##### LISTED RECORDS

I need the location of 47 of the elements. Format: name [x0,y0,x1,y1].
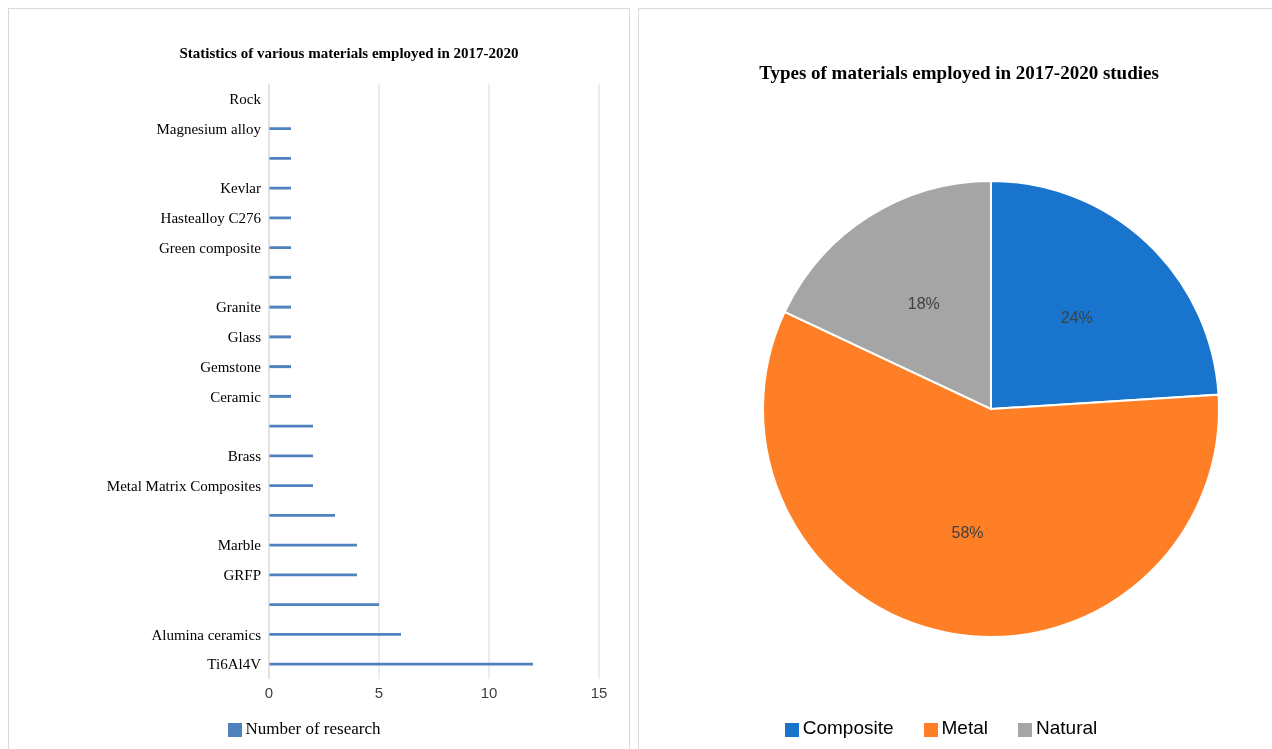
bar [269,543,357,547]
y-tick-label: GRFP [223,567,261,584]
y-tick-label: Brass [227,448,262,465]
x-tick-label: 15 [590,683,608,701]
data-label: 18% [907,294,940,312]
bar [269,156,291,160]
bar [269,513,335,517]
y-tick-label: Gemstone [200,358,262,375]
x-tick-label: 5 [374,683,384,701]
bar [269,365,291,369]
bar [269,603,379,607]
y-tick-label: Ti6Al4V [207,656,262,673]
y-tick-label: Hastealloy C276 [160,210,262,227]
y-tick-label: Granite [216,299,262,316]
bar [269,454,313,458]
legend-label: Number of research [245,719,381,738]
y-tick-label: Rock [229,91,262,108]
bar [269,305,291,309]
chart-title: Statistics of various materials employed in 2017-2020 [178,45,520,62]
y-tick-label: Metal Matrix Composites [106,477,262,494]
bar [269,424,313,428]
bar [269,127,291,131]
bar [269,275,291,279]
y-tick-label: Glass [227,329,262,346]
chart-title: Types of materials employed in 2017-2020 studies [758,61,1160,85]
y-tick-label: Kevlar [220,180,261,197]
bar [269,216,291,220]
x-tick-label: 10 [480,683,498,701]
data-label: 58% [951,523,984,541]
bar [269,662,533,666]
data-label: 24% [1060,309,1093,327]
bar [269,335,291,339]
bar [269,394,291,398]
legend-label: Metal [941,717,989,738]
bar [269,186,291,190]
bar [269,632,401,636]
y-tick-label: Ceramic [210,388,262,405]
x-tick-label: 0 [264,683,274,701]
bar [269,573,357,577]
y-tick-label: Magnesium alloy [156,120,262,137]
y-tick-label: Green composite [158,239,262,256]
legend-label: Natural [1036,717,1098,738]
legend-label: Composite [802,717,894,738]
y-tick-label: Alumina ceramics [151,626,262,643]
bar [269,246,291,250]
y-tick-label: Marble [217,537,262,554]
bar [269,484,313,488]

##########

* REQUIREMENT: Copy the item above word for word, leaving out the picture.

* RESPONSE BELOW:
I need the location of 47 of the elements. Format: name [x0,y0,x1,y1].
bar [269,543,357,547]
y-tick-label: GRFP [223,567,261,584]
y-tick-label: Brass [227,448,262,465]
x-tick-label: 15 [590,683,608,701]
data-label: 18% [907,294,940,312]
bar [269,156,291,160]
bar [269,513,335,517]
y-tick-label: Gemstone [200,358,262,375]
x-tick-label: 5 [374,683,384,701]
bar [269,365,291,369]
bar [269,603,379,607]
y-tick-label: Ti6Al4V [207,656,262,673]
y-tick-label: Hastealloy C276 [160,210,262,227]
y-tick-label: Granite [216,299,262,316]
bar [269,454,313,458]
legend-label: Number of research [245,719,381,738]
y-tick-label: Rock [229,91,262,108]
bar [269,305,291,309]
chart-title: Statistics of various materials employed in 2017-2020 [178,45,520,62]
y-tick-label: Metal Matrix Composites [106,477,262,494]
bar [269,424,313,428]
bar [269,127,291,131]
bar [269,275,291,279]
y-tick-label: Glass [227,329,262,346]
chart-title: Types of materials employed in 2017-2020 studies [758,61,1160,85]
y-tick-label: Kevlar [220,180,261,197]
bar [269,216,291,220]
x-tick-label: 10 [480,683,498,701]
data-label: 58% [951,523,984,541]
bar [269,662,533,666]
data-label: 24% [1060,309,1093,327]
bar [269,335,291,339]
bar [269,394,291,398]
legend-label: Metal [941,717,989,738]
bar [269,186,291,190]
bar [269,632,401,636]
y-tick-label: Ceramic [210,388,262,405]
x-tick-label: 0 [264,683,274,701]
bar [269,573,357,577]
y-tick-label: Magnesium alloy [156,120,262,137]
y-tick-label: Green composite [158,239,262,256]
legend-label: Natural [1036,717,1098,738]
legend-label: Composite [802,717,894,738]
y-tick-label: Alumina ceramics [151,626,262,643]
bar [269,246,291,250]
y-tick-label: Marble [217,537,262,554]
bar [269,484,313,488]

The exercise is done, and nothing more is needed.